[Records from a dataset]
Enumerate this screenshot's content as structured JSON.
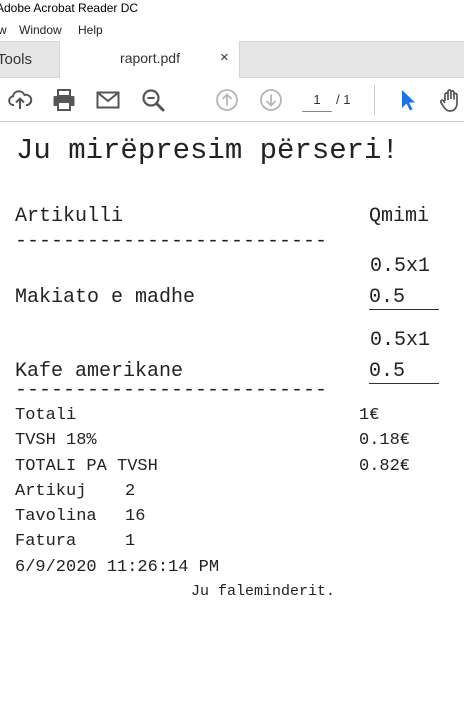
{
  "window": {
    "title": "Adobe Acrobat Reader DC"
  },
  "menu": {
    "items": [
      "w",
      "Window",
      "Help"
    ]
  },
  "tabs": {
    "tools": "Tools",
    "document": "raport.pdf",
    "close": "×"
  },
  "toolbar": {
    "icons": [
      "upload-icon",
      "print-icon",
      "mail-icon",
      "zoom-icon",
      "page-up-icon",
      "page-down-icon",
      "select-cursor-icon",
      "hand-icon"
    ],
    "page_current": "1",
    "page_total": "/ 1"
  },
  "receipt": {
    "heading": "Ju mirëpresim përseri!",
    "col_item": "Artikulli",
    "col_price": "Qmimi",
    "divider": "--------------------------",
    "items": [
      {
        "qty": "0.5x1",
        "name": "Makiato e madhe",
        "price": "0.5"
      },
      {
        "qty": "0.5x1",
        "name": "Kafe amerikane",
        "price": "0.5"
      }
    ],
    "totals": [
      {
        "label": "Totali",
        "value": "1€"
      },
      {
        "label": "TVSH 18%",
        "value": "0.18€"
      },
      {
        "label": "TOTALI PA TVSH",
        "value": "0.82€"
      }
    ],
    "info": [
      {
        "label": "Artikuj",
        "value": "2"
      },
      {
        "label": "Tavolina",
        "value": "16"
      },
      {
        "label": "Fatura",
        "value": "1"
      }
    ],
    "datetime": "6/9/2020 11:26:14 PM",
    "footer": "Ju faleminderit."
  },
  "colors": {
    "accent_blue": "#1a73e8",
    "icon_gray": "#555555",
    "disabled_gray": "#b5b5b5"
  }
}
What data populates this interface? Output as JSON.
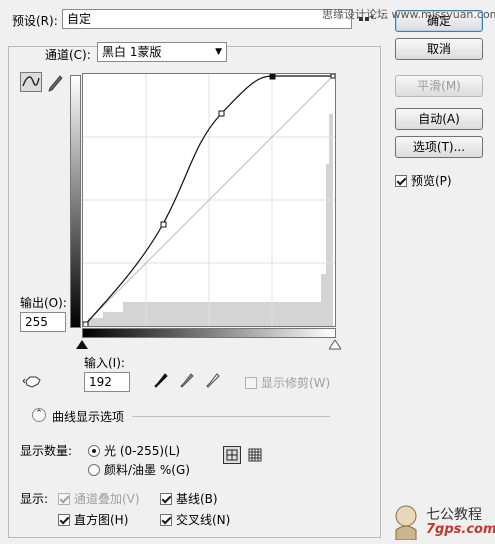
{
  "watermark_top": "思缘设计论坛 www.missyuan.com",
  "preset": {
    "label": "预设(R):",
    "value": "自定",
    "options_icon": "options-icon"
  },
  "channel": {
    "label": "通道(C):",
    "value": "黑白 1蒙版"
  },
  "output": {
    "label": "输出(O):",
    "value": "255"
  },
  "input": {
    "label": "输入(I):",
    "value": "192"
  },
  "show_clipping": "显示修剪(W)",
  "curve_options_label": "曲线显示选项",
  "show_amount": {
    "label": "显示数量:",
    "light": "光 (0-255)(L)",
    "pigment": "颜料/油墨 %(G)",
    "selected": "light"
  },
  "show": {
    "label": "显示:",
    "overlay": "通道叠加(V)",
    "baseline": "基线(B)",
    "histogram": "直方图(H)",
    "intersection": "交叉线(N)"
  },
  "buttons": {
    "ok": "确定",
    "cancel": "取消",
    "smooth": "平滑(M)",
    "auto": "自动(A)",
    "options": "选项(T)...",
    "preview": "预览(P)"
  },
  "watermark_bottom": "七公教程",
  "watermark_url": "7gps.com"
}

AIM OF THE TASK:
Print exactly the lines from the line with "What data populates" through the end of the data, both ends included, and print no pictures.

OUTPUT:
What data populates this interface? Output as JSON.
{
  "watermark_top": "思缘设计论坛 www.missyuan.com",
  "preset": {
    "label": "预设(R):",
    "value": "自定",
    "options_icon": "options-icon"
  },
  "channel": {
    "label": "通道(C):",
    "value": "黑白 1蒙版"
  },
  "output": {
    "label": "输出(O):",
    "value": "255"
  },
  "input": {
    "label": "输入(I):",
    "value": "192"
  },
  "show_clipping": "显示修剪(W)",
  "curve_options_label": "曲线显示选项",
  "show_amount": {
    "label": "显示数量:",
    "light": "光 (0-255)(L)",
    "pigment": "颜料/油墨 %(G)",
    "selected": "light"
  },
  "show": {
    "label": "显示:",
    "overlay": "通道叠加(V)",
    "baseline": "基线(B)",
    "histogram": "直方图(H)",
    "intersection": "交叉线(N)"
  },
  "buttons": {
    "ok": "确定",
    "cancel": "取消",
    "smooth": "平滑(M)",
    "auto": "自动(A)",
    "options": "选项(T)...",
    "preview": "预览(P)"
  },
  "watermark_bottom": "七公教程",
  "watermark_url": "7gps.com"
}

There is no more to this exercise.